Supplied entries
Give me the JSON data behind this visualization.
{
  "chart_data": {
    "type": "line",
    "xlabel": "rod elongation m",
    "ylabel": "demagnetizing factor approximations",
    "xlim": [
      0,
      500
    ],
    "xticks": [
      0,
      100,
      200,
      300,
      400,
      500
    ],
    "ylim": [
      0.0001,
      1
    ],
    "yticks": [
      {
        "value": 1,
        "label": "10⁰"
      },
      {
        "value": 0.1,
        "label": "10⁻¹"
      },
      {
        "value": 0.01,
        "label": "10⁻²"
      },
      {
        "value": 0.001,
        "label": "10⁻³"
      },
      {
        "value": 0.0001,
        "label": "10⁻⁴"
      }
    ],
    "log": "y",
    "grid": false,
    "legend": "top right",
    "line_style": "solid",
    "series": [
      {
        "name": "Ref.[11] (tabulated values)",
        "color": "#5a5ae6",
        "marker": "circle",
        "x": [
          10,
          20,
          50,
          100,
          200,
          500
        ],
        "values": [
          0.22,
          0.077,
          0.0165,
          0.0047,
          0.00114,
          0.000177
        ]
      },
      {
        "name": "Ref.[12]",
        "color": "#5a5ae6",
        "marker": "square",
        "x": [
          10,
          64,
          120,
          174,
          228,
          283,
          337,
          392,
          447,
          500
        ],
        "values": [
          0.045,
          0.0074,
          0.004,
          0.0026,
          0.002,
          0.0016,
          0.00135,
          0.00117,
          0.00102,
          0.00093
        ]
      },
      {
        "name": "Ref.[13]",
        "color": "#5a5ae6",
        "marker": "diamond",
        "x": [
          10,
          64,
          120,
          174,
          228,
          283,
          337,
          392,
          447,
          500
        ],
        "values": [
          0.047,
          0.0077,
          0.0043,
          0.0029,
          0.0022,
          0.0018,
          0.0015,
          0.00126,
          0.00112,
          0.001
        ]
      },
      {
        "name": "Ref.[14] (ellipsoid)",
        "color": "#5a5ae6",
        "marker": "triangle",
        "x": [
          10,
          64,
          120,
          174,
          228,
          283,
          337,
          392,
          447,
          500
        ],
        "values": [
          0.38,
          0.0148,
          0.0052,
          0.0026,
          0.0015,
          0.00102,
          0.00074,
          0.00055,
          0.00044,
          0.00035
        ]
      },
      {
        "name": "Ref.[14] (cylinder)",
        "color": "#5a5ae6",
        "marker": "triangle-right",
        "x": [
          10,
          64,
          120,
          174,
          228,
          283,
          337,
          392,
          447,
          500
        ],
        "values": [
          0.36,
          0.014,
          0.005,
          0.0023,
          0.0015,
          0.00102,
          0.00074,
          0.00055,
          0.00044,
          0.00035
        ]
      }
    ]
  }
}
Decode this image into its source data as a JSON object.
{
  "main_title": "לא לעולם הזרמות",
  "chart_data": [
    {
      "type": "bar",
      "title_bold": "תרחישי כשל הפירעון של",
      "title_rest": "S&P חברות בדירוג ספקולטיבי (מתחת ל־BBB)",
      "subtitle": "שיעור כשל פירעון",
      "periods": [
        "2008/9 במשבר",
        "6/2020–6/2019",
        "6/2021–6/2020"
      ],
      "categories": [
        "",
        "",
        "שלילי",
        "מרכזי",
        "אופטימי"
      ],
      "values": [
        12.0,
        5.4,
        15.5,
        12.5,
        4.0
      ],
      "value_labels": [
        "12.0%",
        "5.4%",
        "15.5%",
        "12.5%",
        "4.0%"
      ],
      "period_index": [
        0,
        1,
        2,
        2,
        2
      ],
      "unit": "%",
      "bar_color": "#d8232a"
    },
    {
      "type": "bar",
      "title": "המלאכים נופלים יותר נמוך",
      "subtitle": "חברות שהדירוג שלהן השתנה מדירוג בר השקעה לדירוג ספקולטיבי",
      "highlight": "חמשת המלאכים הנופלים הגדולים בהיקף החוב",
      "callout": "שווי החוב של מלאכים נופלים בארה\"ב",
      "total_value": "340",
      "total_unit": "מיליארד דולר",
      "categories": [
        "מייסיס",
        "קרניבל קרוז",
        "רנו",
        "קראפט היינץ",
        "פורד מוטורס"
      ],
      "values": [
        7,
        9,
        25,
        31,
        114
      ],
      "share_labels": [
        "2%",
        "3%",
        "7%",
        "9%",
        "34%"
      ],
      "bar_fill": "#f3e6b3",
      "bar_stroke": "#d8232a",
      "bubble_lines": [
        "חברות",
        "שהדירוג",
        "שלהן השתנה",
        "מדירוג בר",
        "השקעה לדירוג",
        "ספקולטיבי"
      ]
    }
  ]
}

Prompt
From the records above, pull out each line that has "subtitle".

Exercise response
      "subtitle": "שיעור כשל פירעון",
      "subtitle": "חברות שהדירוג שלהן השתנה מדירוג בר השקעה לדירוג ספקולטיבי",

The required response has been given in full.